Given problem: Write out each line from the data below that includes the word "ROAD".
─── The input ───
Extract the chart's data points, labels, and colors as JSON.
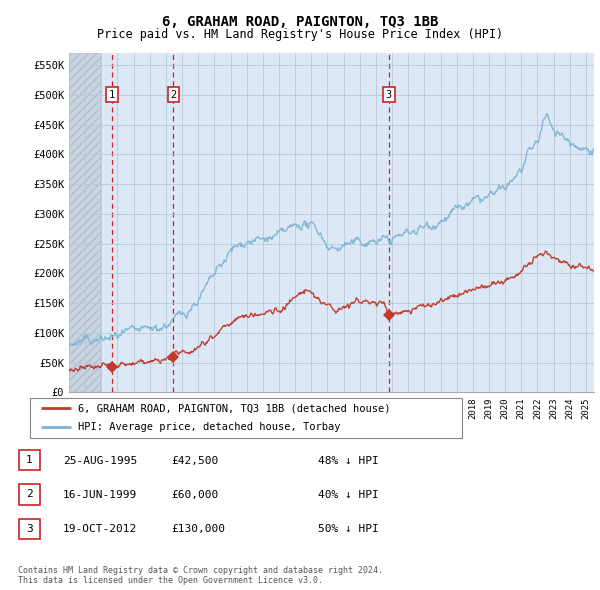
{
  "title": "6, GRAHAM ROAD, PAIGNTON, TQ3 1BB",
  "subtitle": "Price paid vs. HM Land Registry's House Price Index (HPI)",
  "ylabel_ticks": [
    "£0",
    "£50K",
    "£100K",
    "£150K",
    "£200K",
    "£250K",
    "£300K",
    "£350K",
    "£400K",
    "£450K",
    "£500K",
    "£550K"
  ],
  "ytick_values": [
    0,
    50000,
    100000,
    150000,
    200000,
    250000,
    300000,
    350000,
    400000,
    450000,
    500000,
    550000
  ],
  "xmin": 1993.0,
  "xmax": 2025.5,
  "ymin": 0,
  "ymax": 570000,
  "hpi_color": "#7ab3d4",
  "price_color": "#c0392b",
  "purchase_dates": [
    1995.648,
    1999.458,
    2012.797
  ],
  "purchase_prices": [
    42500,
    60000,
    130000
  ],
  "purchase_labels": [
    "1",
    "2",
    "3"
  ],
  "legend_line1": "6, GRAHAM ROAD, PAIGNTON, TQ3 1BB (detached house)",
  "legend_line2": "HPI: Average price, detached house, Torbay",
  "table_data": [
    [
      "1",
      "25-AUG-1995",
      "£42,500",
      "48% ↓ HPI"
    ],
    [
      "2",
      "16-JUN-1999",
      "£60,000",
      "40% ↓ HPI"
    ],
    [
      "3",
      "19-OCT-2012",
      "£130,000",
      "50% ↓ HPI"
    ]
  ],
  "footer": "Contains HM Land Registry data © Crown copyright and database right 2024.\nThis data is licensed under the Open Government Licence v3.0.",
  "hatch_xmin": 1993.0,
  "hatch_xmax": 1995.0
}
───
Response to the task:
  "title": "6, GRAHAM ROAD, PAIGNTON, TQ3 1BB",
  "legend_line1": "6, GRAHAM ROAD, PAIGNTON, TQ3 1BB (detached house)",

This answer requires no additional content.